* _WHAT IS REQUIRED_: Filter the listing below, copying every line in which the word "color" appears.

* _DATA TO USE_:

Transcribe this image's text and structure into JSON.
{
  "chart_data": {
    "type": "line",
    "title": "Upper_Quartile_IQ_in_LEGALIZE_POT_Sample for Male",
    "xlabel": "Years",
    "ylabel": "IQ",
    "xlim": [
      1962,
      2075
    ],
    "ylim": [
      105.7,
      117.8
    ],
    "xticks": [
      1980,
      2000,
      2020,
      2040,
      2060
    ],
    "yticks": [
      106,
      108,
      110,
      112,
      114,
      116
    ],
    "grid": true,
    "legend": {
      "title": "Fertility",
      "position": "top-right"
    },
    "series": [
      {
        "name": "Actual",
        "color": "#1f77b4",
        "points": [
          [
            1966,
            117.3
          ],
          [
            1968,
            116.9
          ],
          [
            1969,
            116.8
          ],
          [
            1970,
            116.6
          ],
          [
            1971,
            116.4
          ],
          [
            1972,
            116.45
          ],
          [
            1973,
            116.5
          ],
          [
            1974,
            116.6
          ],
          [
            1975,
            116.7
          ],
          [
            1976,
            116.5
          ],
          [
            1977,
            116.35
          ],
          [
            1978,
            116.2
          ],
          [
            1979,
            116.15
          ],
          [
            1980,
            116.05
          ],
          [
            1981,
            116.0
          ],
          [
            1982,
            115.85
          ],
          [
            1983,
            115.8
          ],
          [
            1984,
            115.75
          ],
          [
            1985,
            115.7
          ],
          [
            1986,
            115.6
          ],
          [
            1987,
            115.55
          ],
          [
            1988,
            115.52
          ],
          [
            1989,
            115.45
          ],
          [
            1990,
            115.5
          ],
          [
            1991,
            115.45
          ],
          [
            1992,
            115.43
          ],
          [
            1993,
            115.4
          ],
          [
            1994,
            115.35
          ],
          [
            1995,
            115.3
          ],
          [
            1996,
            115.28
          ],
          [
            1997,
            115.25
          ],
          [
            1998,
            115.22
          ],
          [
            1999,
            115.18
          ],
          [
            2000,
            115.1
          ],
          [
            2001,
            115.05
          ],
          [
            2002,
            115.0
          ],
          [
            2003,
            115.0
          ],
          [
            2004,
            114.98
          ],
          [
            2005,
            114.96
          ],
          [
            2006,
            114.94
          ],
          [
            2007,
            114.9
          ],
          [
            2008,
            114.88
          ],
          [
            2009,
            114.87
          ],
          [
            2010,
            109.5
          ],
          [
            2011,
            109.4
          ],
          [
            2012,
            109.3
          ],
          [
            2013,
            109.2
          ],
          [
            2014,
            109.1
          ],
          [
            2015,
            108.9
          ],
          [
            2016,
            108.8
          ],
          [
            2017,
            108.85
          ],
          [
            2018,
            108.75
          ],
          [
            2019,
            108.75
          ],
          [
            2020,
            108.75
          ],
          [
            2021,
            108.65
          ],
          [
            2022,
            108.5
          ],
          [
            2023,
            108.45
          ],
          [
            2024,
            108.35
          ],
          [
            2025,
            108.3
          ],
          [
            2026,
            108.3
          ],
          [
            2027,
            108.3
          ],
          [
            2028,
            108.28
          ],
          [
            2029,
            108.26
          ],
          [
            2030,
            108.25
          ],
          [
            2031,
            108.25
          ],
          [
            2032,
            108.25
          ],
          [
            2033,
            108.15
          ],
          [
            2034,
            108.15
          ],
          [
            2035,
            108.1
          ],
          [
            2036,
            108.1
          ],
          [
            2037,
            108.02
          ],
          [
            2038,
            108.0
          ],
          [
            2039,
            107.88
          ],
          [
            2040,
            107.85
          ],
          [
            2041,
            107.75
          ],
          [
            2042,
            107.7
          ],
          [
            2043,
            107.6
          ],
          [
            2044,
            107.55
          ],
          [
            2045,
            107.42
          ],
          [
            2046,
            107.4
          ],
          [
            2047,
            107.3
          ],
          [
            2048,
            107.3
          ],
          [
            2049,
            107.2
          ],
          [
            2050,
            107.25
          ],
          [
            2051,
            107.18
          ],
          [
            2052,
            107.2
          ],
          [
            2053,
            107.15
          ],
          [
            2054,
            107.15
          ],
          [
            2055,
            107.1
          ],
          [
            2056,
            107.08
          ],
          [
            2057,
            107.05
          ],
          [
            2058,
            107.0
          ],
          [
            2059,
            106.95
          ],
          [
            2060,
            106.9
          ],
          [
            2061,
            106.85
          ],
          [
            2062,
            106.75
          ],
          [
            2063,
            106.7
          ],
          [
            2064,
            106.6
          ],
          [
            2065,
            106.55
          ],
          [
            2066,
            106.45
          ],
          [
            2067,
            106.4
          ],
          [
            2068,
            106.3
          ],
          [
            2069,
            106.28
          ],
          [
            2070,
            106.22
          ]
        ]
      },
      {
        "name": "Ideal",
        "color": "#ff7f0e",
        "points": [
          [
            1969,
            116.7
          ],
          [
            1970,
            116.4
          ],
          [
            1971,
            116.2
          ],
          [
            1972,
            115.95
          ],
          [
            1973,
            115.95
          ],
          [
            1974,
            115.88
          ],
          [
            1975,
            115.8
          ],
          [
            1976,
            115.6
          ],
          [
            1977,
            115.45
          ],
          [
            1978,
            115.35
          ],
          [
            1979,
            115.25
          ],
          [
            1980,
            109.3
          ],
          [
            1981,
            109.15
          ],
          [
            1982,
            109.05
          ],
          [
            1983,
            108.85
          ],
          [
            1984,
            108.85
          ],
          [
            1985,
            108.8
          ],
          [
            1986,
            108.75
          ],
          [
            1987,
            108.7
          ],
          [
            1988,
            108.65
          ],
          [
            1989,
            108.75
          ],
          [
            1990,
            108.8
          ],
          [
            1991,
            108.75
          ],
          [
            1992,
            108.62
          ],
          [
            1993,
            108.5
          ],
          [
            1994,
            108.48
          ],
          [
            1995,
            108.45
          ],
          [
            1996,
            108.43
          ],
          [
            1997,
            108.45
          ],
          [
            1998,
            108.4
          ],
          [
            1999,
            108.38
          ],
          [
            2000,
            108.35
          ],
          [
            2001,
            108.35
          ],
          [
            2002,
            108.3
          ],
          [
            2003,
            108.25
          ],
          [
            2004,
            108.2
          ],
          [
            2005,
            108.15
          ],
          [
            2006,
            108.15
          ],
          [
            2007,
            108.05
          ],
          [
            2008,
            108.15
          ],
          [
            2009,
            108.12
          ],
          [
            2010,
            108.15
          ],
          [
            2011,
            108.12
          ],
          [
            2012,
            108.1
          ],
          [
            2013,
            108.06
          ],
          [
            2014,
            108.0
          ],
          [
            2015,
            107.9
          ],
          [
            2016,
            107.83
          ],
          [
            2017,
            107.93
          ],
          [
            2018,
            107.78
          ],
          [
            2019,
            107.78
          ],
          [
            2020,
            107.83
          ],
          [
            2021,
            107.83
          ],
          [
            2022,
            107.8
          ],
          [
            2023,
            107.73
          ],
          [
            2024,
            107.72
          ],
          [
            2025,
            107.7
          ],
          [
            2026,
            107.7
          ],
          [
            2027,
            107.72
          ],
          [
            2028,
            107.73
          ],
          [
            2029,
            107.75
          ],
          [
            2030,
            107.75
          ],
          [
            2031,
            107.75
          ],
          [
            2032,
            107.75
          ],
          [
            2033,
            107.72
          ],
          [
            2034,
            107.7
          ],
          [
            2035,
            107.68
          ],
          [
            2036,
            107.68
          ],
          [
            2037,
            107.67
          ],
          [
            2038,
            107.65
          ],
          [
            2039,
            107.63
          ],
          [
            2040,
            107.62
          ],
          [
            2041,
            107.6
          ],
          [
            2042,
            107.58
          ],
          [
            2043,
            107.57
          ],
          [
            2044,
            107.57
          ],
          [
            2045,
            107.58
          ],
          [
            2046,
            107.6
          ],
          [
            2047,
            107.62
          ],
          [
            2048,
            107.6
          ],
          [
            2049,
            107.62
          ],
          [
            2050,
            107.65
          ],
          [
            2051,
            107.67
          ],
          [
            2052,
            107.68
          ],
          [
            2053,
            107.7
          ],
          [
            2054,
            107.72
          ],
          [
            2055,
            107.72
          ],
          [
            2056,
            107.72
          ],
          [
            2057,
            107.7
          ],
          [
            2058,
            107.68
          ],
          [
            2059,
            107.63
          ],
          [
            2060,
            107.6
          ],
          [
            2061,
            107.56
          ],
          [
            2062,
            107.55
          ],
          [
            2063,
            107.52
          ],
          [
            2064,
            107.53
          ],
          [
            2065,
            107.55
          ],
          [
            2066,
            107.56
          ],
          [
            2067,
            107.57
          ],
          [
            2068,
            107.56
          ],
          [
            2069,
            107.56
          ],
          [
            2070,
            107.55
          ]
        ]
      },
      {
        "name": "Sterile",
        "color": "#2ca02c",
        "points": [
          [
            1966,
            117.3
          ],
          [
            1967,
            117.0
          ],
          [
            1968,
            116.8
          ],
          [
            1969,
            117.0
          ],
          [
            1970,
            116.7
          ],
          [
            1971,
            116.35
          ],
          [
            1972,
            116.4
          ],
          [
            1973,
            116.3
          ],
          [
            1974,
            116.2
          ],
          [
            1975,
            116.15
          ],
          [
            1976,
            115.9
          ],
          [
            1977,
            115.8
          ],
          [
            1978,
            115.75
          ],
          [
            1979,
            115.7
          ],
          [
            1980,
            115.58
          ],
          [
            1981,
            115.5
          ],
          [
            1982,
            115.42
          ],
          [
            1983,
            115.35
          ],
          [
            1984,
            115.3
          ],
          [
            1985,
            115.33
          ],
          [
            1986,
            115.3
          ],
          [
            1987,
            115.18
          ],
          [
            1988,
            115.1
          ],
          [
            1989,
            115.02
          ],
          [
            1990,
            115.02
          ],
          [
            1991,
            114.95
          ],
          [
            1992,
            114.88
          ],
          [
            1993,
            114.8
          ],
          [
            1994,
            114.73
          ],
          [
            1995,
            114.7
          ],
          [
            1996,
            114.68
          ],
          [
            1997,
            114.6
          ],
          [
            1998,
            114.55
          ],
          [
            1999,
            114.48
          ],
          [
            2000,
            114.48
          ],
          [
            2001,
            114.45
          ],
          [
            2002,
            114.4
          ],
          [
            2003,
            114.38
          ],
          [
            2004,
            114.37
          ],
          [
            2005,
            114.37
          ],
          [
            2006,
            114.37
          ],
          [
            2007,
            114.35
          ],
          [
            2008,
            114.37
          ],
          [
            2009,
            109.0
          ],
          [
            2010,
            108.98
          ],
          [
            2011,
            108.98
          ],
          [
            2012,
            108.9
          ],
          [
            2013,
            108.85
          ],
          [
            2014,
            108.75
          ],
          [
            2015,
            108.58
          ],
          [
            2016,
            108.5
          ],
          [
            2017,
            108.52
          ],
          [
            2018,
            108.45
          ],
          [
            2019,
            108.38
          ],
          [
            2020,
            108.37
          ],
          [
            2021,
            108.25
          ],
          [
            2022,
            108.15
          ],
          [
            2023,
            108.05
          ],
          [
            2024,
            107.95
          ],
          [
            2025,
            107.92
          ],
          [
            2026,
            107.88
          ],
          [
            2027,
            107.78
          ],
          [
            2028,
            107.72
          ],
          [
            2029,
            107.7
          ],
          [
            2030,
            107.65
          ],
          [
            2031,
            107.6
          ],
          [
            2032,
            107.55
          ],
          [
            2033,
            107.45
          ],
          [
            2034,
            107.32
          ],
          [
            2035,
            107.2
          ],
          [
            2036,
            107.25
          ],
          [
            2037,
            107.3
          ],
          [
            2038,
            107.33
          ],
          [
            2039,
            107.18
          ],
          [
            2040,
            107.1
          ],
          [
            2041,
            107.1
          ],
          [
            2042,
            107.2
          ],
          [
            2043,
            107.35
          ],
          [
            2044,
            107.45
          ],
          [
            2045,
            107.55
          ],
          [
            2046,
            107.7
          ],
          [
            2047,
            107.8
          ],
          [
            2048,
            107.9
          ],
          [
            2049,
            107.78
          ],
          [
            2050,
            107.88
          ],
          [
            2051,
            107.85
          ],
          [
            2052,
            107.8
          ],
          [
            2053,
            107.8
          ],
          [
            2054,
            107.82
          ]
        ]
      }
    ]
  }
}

* _ANSWER TO THE EXERCISE_:
        "color": "#1f77b4",
        "color": "#ff7f0e",
        "color": "#2ca02c",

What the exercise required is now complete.